* Material for the task *
+===+
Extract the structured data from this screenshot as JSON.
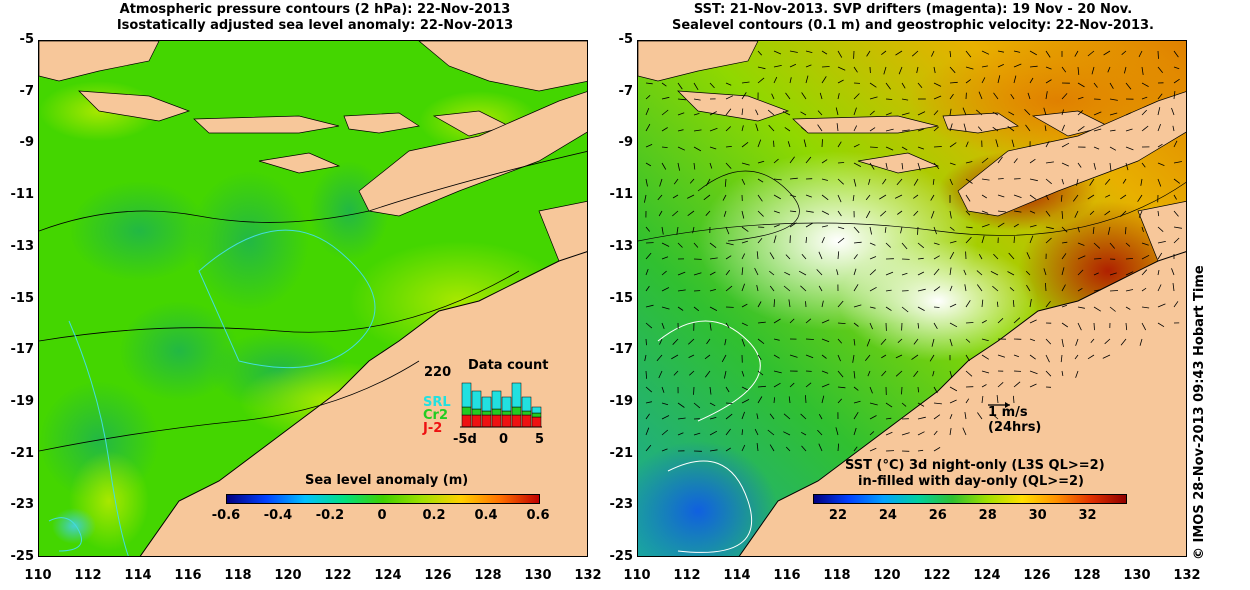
{
  "left_panel": {
    "title_line1": "Atmospheric pressure contours (2 hPa): 22-Nov-2013",
    "title_line2": "Isostatically adjusted sea level anomaly: 22-Nov-2013",
    "colorbar": {
      "title": "Sea level anomaly (m)",
      "ticks": [
        "-0.6",
        "-0.4",
        "-0.2",
        "0",
        "0.2",
        "0.4",
        "0.6"
      ],
      "range": [
        -0.6,
        0.6
      ]
    },
    "inset": {
      "title": "Data count",
      "ymax_label": "220",
      "series_labels": [
        "SRL",
        "Cr2",
        "J-2"
      ],
      "series_colors": [
        "#22e0e0",
        "#22cc22",
        "#ee1111"
      ],
      "xticks": [
        "-5d",
        "0",
        "5"
      ]
    }
  },
  "right_panel": {
    "title_line1": "SST: 21-Nov-2013. SVP drifters (magenta): 19 Nov - 20 Nov.",
    "title_line2": "Sealevel contours (0.1 m) and geostrophic velocity: 22-Nov-2013.",
    "velocity_scale": {
      "label": "1 m/s",
      "sublabel": "(24hrs)"
    },
    "colorbar": {
      "title_line1": "SST (°C)  3d night-only (L3S QL>=2)",
      "title_line2": "in-filled with day-only (QL>=2)",
      "ticks": [
        "22",
        "24",
        "26",
        "28",
        "30",
        "32"
      ],
      "range": [
        21,
        33.5
      ]
    }
  },
  "axes": {
    "x_ticks": [
      "110",
      "112",
      "114",
      "116",
      "118",
      "120",
      "122",
      "124",
      "126",
      "128",
      "130",
      "132"
    ],
    "y_ticks": [
      "-5",
      "-7",
      "-9",
      "-11",
      "-13",
      "-15",
      "-17",
      "-19",
      "-21",
      "-23",
      "-25"
    ],
    "lon_range": [
      110,
      132
    ],
    "lat_range": [
      -25,
      -5
    ]
  },
  "side_label": "© IMOS 28-Nov-2013 09:43 Hobart Time",
  "colors": {
    "land": "#f7c79a",
    "sea_anomaly_base": "#44d600",
    "contour_cyan": "#44dddd"
  }
}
+===+
* Instruction *
Omit the pictures. Transcribe every record exactly.

* Full output *
Extract the structured data from this screenshot as JSON.
{
  "left_panel": {
    "title_line1": "Atmospheric pressure contours (2 hPa): 22-Nov-2013",
    "title_line2": "Isostatically adjusted sea level anomaly: 22-Nov-2013",
    "colorbar": {
      "title": "Sea level anomaly (m)",
      "ticks": [
        "-0.6",
        "-0.4",
        "-0.2",
        "0",
        "0.2",
        "0.4",
        "0.6"
      ],
      "range": [
        -0.6,
        0.6
      ]
    },
    "inset": {
      "title": "Data count",
      "ymax_label": "220",
      "series_labels": [
        "SRL",
        "Cr2",
        "J-2"
      ],
      "series_colors": [
        "#22e0e0",
        "#22cc22",
        "#ee1111"
      ],
      "xticks": [
        "-5d",
        "0",
        "5"
      ]
    }
  },
  "right_panel": {
    "title_line1": "SST: 21-Nov-2013. SVP drifters (magenta): 19 Nov - 20 Nov.",
    "title_line2": "Sealevel contours (0.1 m) and geostrophic velocity: 22-Nov-2013.",
    "velocity_scale": {
      "label": "1 m/s",
      "sublabel": "(24hrs)"
    },
    "colorbar": {
      "title_line1": "SST (°C)  3d night-only (L3S QL>=2)",
      "title_line2": "in-filled with day-only (QL>=2)",
      "ticks": [
        "22",
        "24",
        "26",
        "28",
        "30",
        "32"
      ],
      "range": [
        21,
        33.5
      ]
    }
  },
  "axes": {
    "x_ticks": [
      "110",
      "112",
      "114",
      "116",
      "118",
      "120",
      "122",
      "124",
      "126",
      "128",
      "130",
      "132"
    ],
    "y_ticks": [
      "-5",
      "-7",
      "-9",
      "-11",
      "-13",
      "-15",
      "-17",
      "-19",
      "-21",
      "-23",
      "-25"
    ],
    "lon_range": [
      110,
      132
    ],
    "lat_range": [
      -25,
      -5
    ]
  },
  "side_label": "© IMOS 28-Nov-2013 09:43 Hobart Time",
  "colors": {
    "land": "#f7c79a",
    "sea_anomaly_base": "#44d600",
    "contour_cyan": "#44dddd"
  }
}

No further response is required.